AIM -
Pictures stay out of the copy; set down each line of the listing below exactly.

MATERIAL PROVIDED -
☆ ☆ ☆ ☆
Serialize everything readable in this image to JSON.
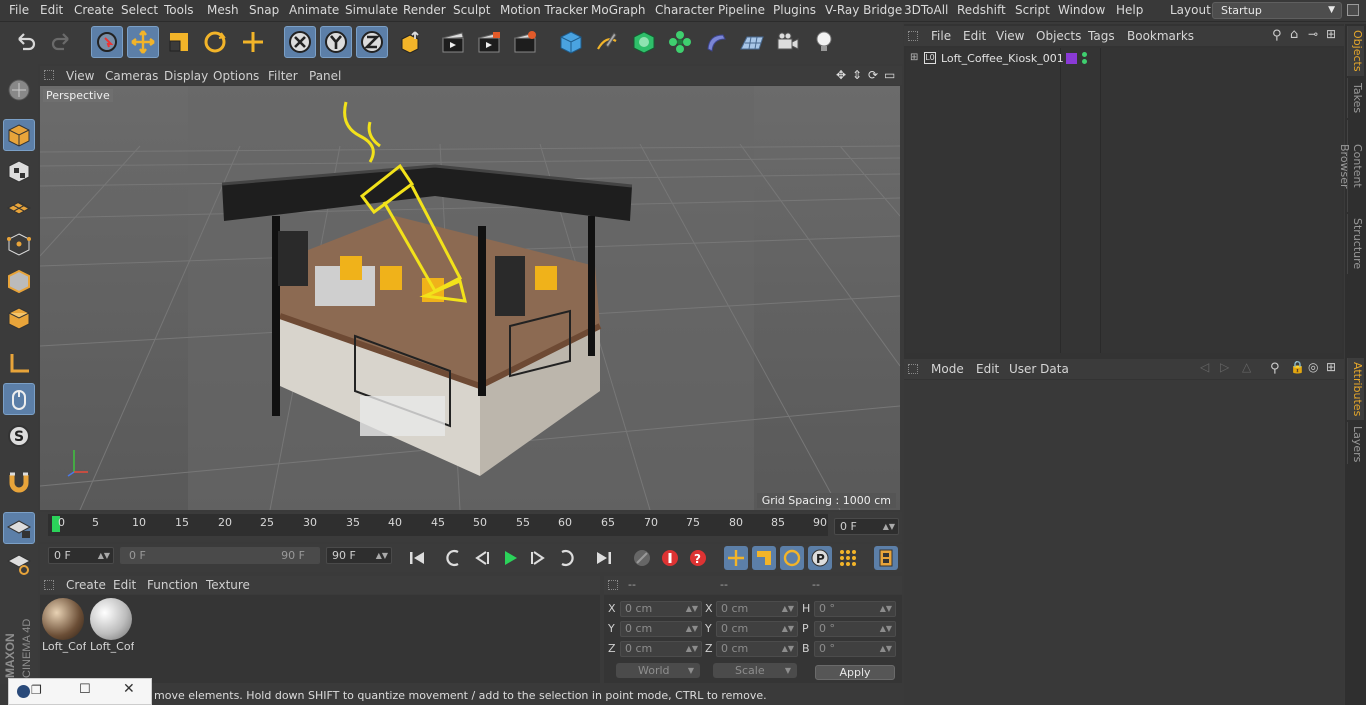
{
  "menubar": {
    "items": [
      "File",
      "Edit",
      "Create",
      "Select",
      "Tools",
      "Mesh",
      "Snap",
      "Animate",
      "Simulate",
      "Render",
      "Sculpt",
      "Motion Tracker",
      "MoGraph",
      "Character",
      "Pipeline",
      "Plugins",
      "V-Ray Bridge",
      "3DToAll",
      "Redshift",
      "Script",
      "Window",
      "Help"
    ],
    "layout_label": "Layout:",
    "layout_value": "Startup"
  },
  "viewport": {
    "menu": [
      "View",
      "Cameras",
      "Display",
      "Options",
      "Filter",
      "Panel"
    ],
    "camera_label": "Perspective",
    "grid_spacing": "Grid Spacing : 1000 cm"
  },
  "timeline": {
    "ticks": [
      "0",
      "5",
      "10",
      "15",
      "20",
      "25",
      "30",
      "35",
      "40",
      "45",
      "50",
      "55",
      "60",
      "65",
      "70",
      "75",
      "80",
      "85",
      "90"
    ],
    "current_frame": "0 F",
    "start_frame": "0 F",
    "range_start": "0 F",
    "range_end": "90 F",
    "end_frame": "90 F"
  },
  "materials": {
    "menu": [
      "Create",
      "Edit",
      "Function",
      "Texture"
    ],
    "items": [
      {
        "label": "Loft_Cof"
      },
      {
        "label": "Loft_Cof"
      }
    ]
  },
  "coordinates": {
    "headers": [
      "--",
      "--",
      "--"
    ],
    "rows": [
      {
        "l1": "X",
        "v1": "0 cm",
        "l2": "X",
        "v2": "0 cm",
        "l3": "H",
        "v3": "0 °"
      },
      {
        "l1": "Y",
        "v1": "0 cm",
        "l2": "Y",
        "v2": "0 cm",
        "l3": "P",
        "v3": "0 °"
      },
      {
        "l1": "Z",
        "v1": "0 cm",
        "l2": "Z",
        "v2": "0 cm",
        "l3": "B",
        "v3": "0 °"
      }
    ],
    "mode_world": "World",
    "mode_scale": "Scale",
    "apply_label": "Apply"
  },
  "status": {
    "text": "move elements. Hold down SHIFT to quantize movement / add to the selection in point mode, CTRL to remove."
  },
  "objects": {
    "menu": [
      "File",
      "Edit",
      "View",
      "Objects",
      "Tags",
      "Bookmarks"
    ],
    "items": [
      {
        "name": "Loft_Coffee_Kiosk_001"
      }
    ]
  },
  "attributes": {
    "menu": [
      "Mode",
      "Edit",
      "User Data"
    ]
  },
  "side_tabs": [
    "Objects",
    "Takes",
    "Content Browser",
    "Structure",
    "Attributes",
    "Layers"
  ],
  "brand": {
    "maxon": "MAXON",
    "cinema": "CINEMA 4D"
  },
  "colors": {
    "accent": "#5c7fa8",
    "playhead": "#2bd35a",
    "neon": "#f2e21a",
    "tab_active": "#e7a82b"
  }
}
☆ ☆ ☆ ☆
EXPECTED ANSWER -
Serialize everything readable in this image to JSON.
{
  "menubar": {
    "items": [
      "File",
      "Edit",
      "Create",
      "Select",
      "Tools",
      "Mesh",
      "Snap",
      "Animate",
      "Simulate",
      "Render",
      "Sculpt",
      "Motion Tracker",
      "MoGraph",
      "Character",
      "Pipeline",
      "Plugins",
      "V-Ray Bridge",
      "3DToAll",
      "Redshift",
      "Script",
      "Window",
      "Help"
    ],
    "layout_label": "Layout:",
    "layout_value": "Startup"
  },
  "viewport": {
    "menu": [
      "View",
      "Cameras",
      "Display",
      "Options",
      "Filter",
      "Panel"
    ],
    "camera_label": "Perspective",
    "grid_spacing": "Grid Spacing : 1000 cm"
  },
  "timeline": {
    "ticks": [
      "0",
      "5",
      "10",
      "15",
      "20",
      "25",
      "30",
      "35",
      "40",
      "45",
      "50",
      "55",
      "60",
      "65",
      "70",
      "75",
      "80",
      "85",
      "90"
    ],
    "current_frame": "0 F",
    "start_frame": "0 F",
    "range_start": "0 F",
    "range_end": "90 F",
    "end_frame": "90 F"
  },
  "materials": {
    "menu": [
      "Create",
      "Edit",
      "Function",
      "Texture"
    ],
    "items": [
      {
        "label": "Loft_Cof"
      },
      {
        "label": "Loft_Cof"
      }
    ]
  },
  "coordinates": {
    "headers": [
      "--",
      "--",
      "--"
    ],
    "rows": [
      {
        "l1": "X",
        "v1": "0 cm",
        "l2": "X",
        "v2": "0 cm",
        "l3": "H",
        "v3": "0 °"
      },
      {
        "l1": "Y",
        "v1": "0 cm",
        "l2": "Y",
        "v2": "0 cm",
        "l3": "P",
        "v3": "0 °"
      },
      {
        "l1": "Z",
        "v1": "0 cm",
        "l2": "Z",
        "v2": "0 cm",
        "l3": "B",
        "v3": "0 °"
      }
    ],
    "mode_world": "World",
    "mode_scale": "Scale",
    "apply_label": "Apply"
  },
  "status": {
    "text": "move elements. Hold down SHIFT to quantize movement / add to the selection in point mode, CTRL to remove."
  },
  "objects": {
    "menu": [
      "File",
      "Edit",
      "View",
      "Objects",
      "Tags",
      "Bookmarks"
    ],
    "items": [
      {
        "name": "Loft_Coffee_Kiosk_001"
      }
    ]
  },
  "attributes": {
    "menu": [
      "Mode",
      "Edit",
      "User Data"
    ]
  },
  "side_tabs": [
    "Objects",
    "Takes",
    "Content Browser",
    "Structure",
    "Attributes",
    "Layers"
  ],
  "brand": {
    "maxon": "MAXON",
    "cinema": "CINEMA 4D"
  },
  "colors": {
    "accent": "#5c7fa8",
    "playhead": "#2bd35a",
    "neon": "#f2e21a",
    "tab_active": "#e7a82b"
  }
}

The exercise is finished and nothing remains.